◆ Task directions
Each line of the material below that holds the word "operator" needs to be copied.

◆ Stored rows
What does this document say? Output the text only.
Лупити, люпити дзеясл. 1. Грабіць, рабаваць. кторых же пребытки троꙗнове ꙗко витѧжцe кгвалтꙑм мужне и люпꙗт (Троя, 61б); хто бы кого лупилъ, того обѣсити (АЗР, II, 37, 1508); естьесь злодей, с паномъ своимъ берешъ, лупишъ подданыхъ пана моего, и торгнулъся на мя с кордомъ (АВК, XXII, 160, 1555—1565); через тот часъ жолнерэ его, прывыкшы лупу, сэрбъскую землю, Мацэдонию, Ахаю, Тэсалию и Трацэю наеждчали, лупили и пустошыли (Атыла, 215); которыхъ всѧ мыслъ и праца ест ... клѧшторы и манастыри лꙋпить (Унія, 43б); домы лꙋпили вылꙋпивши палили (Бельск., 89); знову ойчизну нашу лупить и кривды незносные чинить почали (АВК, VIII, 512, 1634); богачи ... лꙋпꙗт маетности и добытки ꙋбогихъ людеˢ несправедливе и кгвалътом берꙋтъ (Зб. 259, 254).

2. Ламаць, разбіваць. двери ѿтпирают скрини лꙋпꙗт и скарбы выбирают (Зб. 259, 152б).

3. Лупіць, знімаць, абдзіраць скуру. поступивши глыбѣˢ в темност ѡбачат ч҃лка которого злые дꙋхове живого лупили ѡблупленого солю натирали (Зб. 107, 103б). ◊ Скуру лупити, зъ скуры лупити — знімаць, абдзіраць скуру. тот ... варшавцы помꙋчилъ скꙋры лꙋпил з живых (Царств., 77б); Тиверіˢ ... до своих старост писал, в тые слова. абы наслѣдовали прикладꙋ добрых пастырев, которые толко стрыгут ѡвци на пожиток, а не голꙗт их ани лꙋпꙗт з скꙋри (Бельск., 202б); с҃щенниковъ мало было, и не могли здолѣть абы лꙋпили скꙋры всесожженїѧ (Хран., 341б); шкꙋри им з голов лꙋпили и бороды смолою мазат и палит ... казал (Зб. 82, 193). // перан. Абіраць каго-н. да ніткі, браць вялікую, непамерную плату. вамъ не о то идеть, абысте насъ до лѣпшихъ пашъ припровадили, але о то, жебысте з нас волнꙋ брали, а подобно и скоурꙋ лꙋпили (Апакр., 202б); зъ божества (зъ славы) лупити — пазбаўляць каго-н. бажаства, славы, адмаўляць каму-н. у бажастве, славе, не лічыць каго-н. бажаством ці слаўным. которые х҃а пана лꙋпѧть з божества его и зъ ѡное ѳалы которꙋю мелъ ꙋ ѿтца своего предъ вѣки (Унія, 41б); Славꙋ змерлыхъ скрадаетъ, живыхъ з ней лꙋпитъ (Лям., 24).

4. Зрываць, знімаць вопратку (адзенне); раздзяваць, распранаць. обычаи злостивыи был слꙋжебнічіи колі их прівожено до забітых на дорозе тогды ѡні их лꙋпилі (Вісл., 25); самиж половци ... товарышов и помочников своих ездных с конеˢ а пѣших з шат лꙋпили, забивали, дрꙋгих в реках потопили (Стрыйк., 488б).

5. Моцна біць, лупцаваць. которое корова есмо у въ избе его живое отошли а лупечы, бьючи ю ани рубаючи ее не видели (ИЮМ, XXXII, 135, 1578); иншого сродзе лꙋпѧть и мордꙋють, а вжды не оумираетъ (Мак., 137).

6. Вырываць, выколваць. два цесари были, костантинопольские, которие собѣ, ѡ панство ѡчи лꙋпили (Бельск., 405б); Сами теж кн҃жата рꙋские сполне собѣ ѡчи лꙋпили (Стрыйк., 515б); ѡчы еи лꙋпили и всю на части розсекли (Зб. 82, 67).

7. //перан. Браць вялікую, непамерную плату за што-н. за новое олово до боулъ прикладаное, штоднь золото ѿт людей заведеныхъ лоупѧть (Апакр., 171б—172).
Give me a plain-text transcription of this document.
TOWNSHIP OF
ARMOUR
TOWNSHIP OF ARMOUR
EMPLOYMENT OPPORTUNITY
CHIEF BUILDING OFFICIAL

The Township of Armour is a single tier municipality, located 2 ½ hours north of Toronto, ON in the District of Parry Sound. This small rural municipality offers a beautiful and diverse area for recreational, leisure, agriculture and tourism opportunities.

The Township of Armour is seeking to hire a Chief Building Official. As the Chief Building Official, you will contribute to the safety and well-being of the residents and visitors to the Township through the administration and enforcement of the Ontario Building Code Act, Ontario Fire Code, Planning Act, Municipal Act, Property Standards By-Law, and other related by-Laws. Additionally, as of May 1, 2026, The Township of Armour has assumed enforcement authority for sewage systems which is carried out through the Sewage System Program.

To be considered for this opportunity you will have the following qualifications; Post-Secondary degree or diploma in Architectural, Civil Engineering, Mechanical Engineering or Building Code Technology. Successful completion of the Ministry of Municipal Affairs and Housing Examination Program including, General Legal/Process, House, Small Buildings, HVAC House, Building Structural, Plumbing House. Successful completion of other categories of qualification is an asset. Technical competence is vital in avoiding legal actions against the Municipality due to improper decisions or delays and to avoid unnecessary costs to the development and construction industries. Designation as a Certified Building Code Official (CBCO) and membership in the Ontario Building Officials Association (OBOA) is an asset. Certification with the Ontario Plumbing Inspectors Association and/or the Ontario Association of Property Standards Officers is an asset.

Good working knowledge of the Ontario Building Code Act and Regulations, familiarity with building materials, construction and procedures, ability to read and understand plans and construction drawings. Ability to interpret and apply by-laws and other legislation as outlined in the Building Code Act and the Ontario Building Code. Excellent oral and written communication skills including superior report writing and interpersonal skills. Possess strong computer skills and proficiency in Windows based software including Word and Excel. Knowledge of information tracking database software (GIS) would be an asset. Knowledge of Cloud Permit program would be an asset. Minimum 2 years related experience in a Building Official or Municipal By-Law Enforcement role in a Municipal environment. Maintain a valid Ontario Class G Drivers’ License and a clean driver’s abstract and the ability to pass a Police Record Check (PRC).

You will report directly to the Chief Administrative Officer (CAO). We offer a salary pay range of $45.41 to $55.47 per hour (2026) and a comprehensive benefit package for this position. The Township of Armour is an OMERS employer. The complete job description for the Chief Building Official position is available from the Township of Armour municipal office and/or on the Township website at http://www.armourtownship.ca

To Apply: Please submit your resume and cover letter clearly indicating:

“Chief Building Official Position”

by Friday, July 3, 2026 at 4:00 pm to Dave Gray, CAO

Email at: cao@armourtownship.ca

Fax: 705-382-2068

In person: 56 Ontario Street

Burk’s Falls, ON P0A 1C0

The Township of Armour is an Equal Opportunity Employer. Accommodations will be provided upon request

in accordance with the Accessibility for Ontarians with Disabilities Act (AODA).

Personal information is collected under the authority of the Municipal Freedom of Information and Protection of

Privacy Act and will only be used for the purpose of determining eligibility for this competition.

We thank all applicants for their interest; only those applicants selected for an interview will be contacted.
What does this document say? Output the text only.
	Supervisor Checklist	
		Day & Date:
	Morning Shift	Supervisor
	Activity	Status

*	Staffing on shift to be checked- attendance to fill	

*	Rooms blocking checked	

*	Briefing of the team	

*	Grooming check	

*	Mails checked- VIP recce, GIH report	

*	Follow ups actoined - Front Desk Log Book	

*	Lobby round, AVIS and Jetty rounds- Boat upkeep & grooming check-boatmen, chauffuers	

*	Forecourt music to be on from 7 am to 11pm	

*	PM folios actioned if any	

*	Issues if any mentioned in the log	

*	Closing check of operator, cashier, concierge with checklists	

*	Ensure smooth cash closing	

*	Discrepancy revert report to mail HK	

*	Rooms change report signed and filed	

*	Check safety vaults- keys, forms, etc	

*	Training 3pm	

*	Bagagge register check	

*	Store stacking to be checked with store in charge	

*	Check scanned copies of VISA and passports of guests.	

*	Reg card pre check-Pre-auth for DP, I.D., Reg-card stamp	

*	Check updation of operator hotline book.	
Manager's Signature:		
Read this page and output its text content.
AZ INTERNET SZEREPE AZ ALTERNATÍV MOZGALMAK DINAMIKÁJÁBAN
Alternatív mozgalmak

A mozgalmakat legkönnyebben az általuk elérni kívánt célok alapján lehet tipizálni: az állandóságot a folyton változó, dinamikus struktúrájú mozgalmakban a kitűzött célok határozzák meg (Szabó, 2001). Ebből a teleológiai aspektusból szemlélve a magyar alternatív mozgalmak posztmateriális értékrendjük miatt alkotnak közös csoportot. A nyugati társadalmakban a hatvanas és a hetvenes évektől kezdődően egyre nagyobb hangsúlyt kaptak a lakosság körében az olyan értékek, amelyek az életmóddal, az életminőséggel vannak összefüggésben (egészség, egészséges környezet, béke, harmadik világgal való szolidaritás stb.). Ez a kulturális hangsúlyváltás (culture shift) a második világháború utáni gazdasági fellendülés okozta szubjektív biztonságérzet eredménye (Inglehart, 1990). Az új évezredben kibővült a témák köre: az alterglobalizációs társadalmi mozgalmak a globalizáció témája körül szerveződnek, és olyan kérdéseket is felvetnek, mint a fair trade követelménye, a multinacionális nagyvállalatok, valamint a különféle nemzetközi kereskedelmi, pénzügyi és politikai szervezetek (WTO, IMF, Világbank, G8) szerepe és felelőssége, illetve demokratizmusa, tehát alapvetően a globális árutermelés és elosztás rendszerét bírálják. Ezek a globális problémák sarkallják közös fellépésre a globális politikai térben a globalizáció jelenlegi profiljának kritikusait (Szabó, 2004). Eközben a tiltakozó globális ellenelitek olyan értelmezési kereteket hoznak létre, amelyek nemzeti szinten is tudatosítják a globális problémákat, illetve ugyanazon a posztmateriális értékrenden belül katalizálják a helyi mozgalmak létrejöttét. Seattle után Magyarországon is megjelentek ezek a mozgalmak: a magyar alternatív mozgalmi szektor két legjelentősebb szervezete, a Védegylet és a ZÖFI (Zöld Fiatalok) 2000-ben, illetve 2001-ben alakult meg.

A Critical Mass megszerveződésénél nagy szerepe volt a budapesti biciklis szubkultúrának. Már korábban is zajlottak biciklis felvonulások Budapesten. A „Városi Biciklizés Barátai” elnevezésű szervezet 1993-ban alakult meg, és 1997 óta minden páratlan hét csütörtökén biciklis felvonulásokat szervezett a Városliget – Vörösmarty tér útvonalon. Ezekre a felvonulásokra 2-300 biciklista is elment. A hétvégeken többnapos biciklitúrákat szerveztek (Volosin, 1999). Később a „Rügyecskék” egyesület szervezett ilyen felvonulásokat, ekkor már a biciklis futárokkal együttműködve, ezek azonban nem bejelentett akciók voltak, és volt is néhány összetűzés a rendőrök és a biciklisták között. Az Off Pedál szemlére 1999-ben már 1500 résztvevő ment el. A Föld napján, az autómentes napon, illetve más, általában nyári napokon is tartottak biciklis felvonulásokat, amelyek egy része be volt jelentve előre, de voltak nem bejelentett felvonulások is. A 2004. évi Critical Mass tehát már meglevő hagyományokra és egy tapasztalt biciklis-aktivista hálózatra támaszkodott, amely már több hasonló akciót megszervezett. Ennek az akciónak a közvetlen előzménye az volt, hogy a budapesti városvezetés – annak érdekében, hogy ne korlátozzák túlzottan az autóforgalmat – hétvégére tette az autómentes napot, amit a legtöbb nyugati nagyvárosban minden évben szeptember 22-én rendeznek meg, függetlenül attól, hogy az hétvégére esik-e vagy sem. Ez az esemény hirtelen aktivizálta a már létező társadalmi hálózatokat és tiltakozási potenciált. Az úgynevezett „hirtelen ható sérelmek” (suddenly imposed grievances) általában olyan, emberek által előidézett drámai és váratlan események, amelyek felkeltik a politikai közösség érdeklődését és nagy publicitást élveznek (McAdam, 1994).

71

◆ Full solution
*	Closing check of operator, cashier, concierge with checklists	
*	Check updation of operator hotline book.	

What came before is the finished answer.